Start

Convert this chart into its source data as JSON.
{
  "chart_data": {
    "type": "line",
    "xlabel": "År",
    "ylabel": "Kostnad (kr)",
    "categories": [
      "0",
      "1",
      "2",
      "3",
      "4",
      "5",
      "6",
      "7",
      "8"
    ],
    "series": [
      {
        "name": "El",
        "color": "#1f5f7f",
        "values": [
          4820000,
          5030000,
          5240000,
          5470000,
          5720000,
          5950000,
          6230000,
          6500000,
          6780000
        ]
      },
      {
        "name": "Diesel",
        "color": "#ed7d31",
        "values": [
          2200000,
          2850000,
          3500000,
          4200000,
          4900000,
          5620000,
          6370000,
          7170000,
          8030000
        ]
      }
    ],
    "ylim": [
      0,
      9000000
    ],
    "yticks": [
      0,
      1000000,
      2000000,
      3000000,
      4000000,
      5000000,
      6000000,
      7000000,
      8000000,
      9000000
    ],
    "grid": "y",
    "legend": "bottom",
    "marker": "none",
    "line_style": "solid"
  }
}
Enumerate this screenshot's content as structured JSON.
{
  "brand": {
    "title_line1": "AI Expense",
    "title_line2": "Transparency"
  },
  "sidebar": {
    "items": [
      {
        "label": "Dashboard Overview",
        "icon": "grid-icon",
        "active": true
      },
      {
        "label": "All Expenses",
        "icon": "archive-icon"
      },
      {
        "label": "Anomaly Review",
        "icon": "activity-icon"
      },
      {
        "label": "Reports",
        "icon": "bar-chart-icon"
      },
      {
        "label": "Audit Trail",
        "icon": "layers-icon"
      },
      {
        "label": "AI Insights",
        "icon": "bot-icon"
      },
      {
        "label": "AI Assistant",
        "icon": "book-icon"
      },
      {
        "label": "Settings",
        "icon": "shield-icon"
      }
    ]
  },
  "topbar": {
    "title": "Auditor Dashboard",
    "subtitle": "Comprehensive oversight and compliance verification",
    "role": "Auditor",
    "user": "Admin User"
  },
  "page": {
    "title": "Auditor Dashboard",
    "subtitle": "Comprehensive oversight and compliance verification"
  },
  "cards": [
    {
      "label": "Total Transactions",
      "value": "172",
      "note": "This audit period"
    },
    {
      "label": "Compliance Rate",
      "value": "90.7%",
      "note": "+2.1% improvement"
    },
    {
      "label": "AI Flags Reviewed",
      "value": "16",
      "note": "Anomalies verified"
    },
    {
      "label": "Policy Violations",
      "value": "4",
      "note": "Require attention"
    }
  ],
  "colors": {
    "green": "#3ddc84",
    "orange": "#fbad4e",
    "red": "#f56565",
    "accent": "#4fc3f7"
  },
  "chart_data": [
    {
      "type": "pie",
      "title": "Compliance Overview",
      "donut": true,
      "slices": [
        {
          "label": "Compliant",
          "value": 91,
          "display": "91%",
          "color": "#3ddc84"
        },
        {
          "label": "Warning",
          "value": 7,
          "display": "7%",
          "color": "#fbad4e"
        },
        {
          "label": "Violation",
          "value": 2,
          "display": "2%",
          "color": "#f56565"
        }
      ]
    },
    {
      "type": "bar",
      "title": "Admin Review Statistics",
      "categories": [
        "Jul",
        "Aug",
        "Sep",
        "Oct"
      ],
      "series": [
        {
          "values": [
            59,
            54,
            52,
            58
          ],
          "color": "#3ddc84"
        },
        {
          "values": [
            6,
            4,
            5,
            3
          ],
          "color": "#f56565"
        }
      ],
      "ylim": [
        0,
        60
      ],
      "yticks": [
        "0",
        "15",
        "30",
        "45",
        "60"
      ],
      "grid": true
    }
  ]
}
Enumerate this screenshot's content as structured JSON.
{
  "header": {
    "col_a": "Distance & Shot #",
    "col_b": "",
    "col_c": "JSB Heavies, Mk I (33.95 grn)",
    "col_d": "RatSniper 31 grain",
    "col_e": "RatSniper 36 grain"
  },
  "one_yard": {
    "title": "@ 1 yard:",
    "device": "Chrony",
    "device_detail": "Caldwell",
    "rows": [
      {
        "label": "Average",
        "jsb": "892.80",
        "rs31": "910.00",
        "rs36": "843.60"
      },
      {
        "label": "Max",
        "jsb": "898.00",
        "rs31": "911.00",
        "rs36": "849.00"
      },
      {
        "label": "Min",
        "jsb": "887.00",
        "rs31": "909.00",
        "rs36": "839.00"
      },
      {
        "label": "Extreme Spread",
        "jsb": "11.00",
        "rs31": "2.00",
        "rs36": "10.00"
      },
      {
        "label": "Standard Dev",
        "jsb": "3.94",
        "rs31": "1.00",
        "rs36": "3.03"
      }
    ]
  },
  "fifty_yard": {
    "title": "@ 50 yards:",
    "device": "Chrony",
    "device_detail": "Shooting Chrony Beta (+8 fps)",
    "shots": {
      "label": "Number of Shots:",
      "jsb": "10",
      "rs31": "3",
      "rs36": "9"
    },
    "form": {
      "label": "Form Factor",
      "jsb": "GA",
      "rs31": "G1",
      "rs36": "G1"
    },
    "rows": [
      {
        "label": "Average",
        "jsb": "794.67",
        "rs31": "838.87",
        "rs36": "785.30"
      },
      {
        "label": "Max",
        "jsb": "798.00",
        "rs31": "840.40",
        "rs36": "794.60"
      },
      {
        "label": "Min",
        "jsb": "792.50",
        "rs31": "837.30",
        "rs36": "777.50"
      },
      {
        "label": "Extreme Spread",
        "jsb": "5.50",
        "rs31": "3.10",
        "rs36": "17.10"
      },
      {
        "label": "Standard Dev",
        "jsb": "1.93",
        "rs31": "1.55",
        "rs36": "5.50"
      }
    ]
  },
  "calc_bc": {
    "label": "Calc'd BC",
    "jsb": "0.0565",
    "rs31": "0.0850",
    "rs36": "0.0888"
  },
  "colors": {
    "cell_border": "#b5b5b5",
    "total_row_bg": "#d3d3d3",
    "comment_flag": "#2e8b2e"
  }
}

End

**WORK REQUIRED**
Count up the lines in the listing that hold the word "icon", and give that number only.

**RESPONSE TO THIS EXERCISE**
8